— Begin Exercise input —

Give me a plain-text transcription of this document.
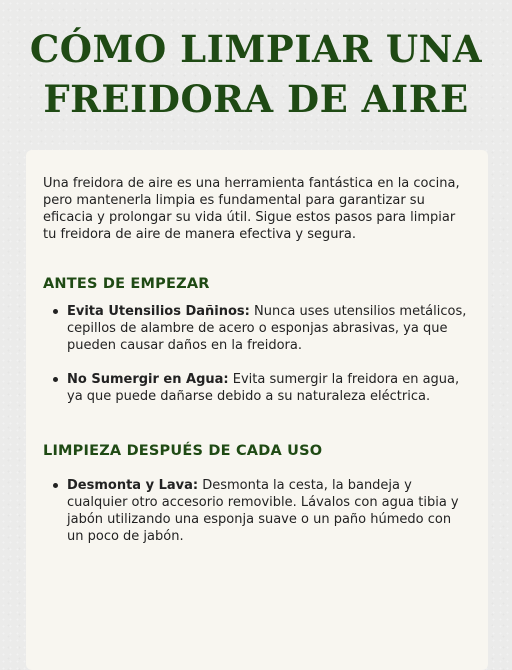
CÓMO LIMPIAR UNA FREIDORA DE AIRE

Una freidora de aire es una herramienta fantástica en la cocina, pero mantenerla limpia es fundamental para garantizar su eficacia y prolongar su vida útil. Sigue estos pasos para limpiar tu freidora de aire de manera efectiva y segura.

ANTES DE EMPEZAR
Evita Utensilios Dañinos: Nunca uses utensilios metálicos, cepillos de alambre de acero o esponjas abrasivas, ya que pueden causar daños en la freidora.
No Sumergir en Agua: Evita sumergir la freidora en agua, ya que puede dañarse debido a su naturaleza eléctrica.
LIMPIEZA DESPUÉS DE CADA USO
Desmonta y Lava: Desmonta la cesta, la bandeja y cualquier otro accesorio removible. Lávalos con agua tibia y jabón utilizando una esponja suave o un paño húmedo con un poco de jabón.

— End Exercise input —

— To be done —
Reproduce every entry word for word, but omit the pictures.

— Answer to the task —
Give me a plain-text transcription of this document.
CÓMO LIMPIAR UNA FREIDORA DE AIRE

Una freidora de aire es una herramienta fantástica en la cocina, pero mantenerla limpia es fundamental para garantizar su eficacia y prolongar su vida útil. Sigue estos pasos para limpiar tu freidora de aire de manera efectiva y segura.

ANTES DE EMPEZAR
Evita Utensilios Dañinos: Nunca uses utensilios metálicos, cepillos de alambre de acero o esponjas abrasivas, ya que pueden causar daños en la freidora.
No Sumergir en Agua: Evita sumergir la freidora en agua, ya que puede dañarse debido a su naturaleza eléctrica.
LIMPIEZA DESPUÉS DE CADA USO
Desmonta y Lava: Desmonta la cesta, la bandeja y cualquier otro accesorio removible. Lávalos con agua tibia y jabón utilizando una esponja suave o un paño húmedo con un poco de jabón.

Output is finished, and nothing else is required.